JOB: Find the lines holding the string "students" in the data, then copy all of them.

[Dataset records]
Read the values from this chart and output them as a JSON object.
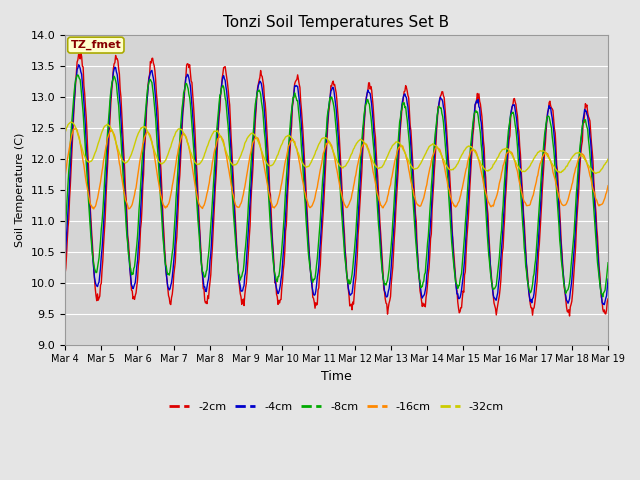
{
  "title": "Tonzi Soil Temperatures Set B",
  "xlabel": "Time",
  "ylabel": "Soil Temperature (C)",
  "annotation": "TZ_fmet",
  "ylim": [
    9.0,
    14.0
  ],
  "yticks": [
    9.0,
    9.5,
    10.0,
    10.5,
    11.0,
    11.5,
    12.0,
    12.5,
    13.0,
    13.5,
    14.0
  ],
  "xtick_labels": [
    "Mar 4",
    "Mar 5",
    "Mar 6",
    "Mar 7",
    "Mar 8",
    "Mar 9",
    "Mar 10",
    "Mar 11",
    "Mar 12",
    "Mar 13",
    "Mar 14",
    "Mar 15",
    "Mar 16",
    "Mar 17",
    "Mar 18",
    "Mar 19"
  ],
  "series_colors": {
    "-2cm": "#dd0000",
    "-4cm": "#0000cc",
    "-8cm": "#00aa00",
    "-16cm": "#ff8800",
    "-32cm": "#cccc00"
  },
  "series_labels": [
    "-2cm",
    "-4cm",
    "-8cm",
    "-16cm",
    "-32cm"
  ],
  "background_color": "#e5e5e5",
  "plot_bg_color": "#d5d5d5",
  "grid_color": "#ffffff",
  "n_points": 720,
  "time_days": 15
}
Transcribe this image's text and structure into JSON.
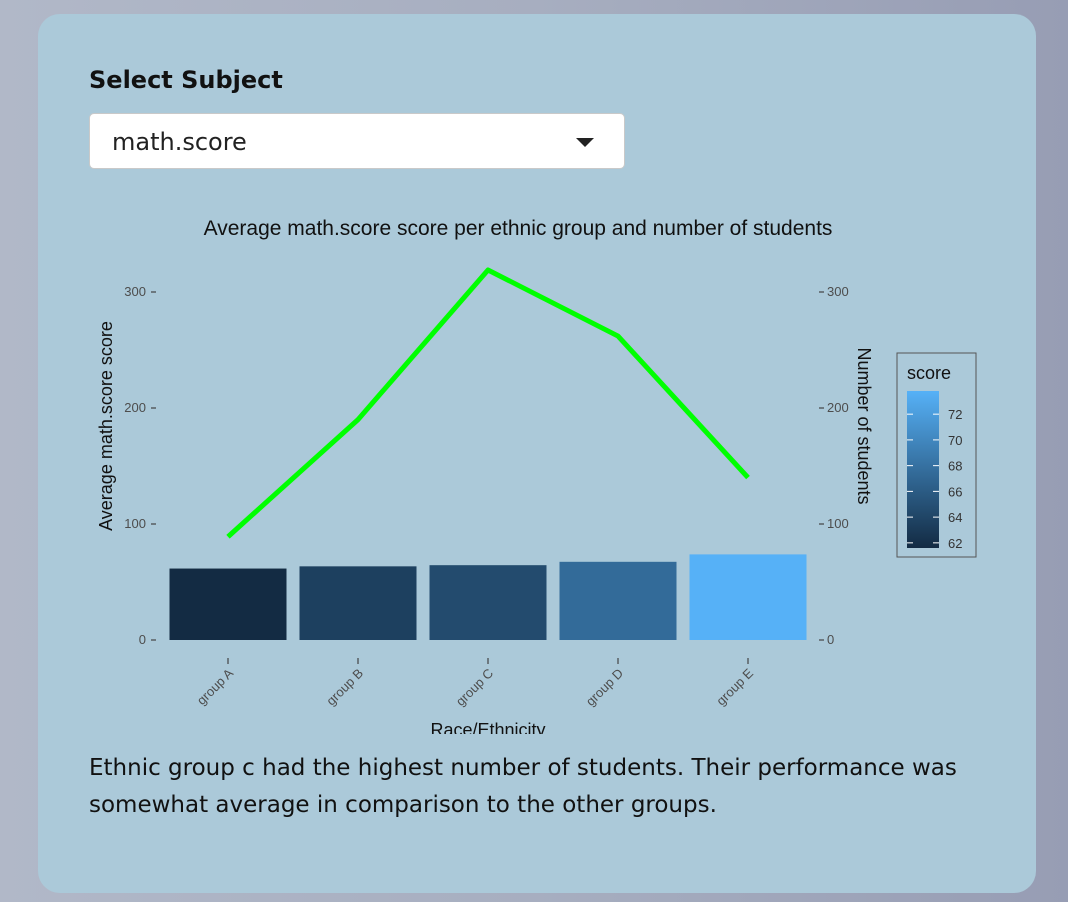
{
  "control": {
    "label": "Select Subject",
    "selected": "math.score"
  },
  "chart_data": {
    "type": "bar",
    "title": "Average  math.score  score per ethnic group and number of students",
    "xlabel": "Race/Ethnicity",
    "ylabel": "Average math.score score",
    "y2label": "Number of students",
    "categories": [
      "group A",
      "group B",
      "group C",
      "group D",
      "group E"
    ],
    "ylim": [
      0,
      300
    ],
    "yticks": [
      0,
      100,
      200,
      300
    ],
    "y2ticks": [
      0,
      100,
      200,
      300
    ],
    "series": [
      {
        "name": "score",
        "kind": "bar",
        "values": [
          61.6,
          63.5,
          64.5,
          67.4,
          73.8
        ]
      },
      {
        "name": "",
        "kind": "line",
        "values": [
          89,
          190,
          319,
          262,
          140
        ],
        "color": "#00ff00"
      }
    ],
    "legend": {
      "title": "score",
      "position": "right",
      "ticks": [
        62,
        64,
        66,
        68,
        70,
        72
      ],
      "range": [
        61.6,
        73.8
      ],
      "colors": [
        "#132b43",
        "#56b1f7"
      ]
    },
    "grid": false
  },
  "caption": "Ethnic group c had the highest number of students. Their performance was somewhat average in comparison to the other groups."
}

WRITTEN ANSWER:
    "title": "Average  math.score  score per ethnic group and number of students",
    "y2label": "Number of students",
  "caption": "Ethnic group c had the highest number of students. Their performance was somewhat average in comparison to the other groups."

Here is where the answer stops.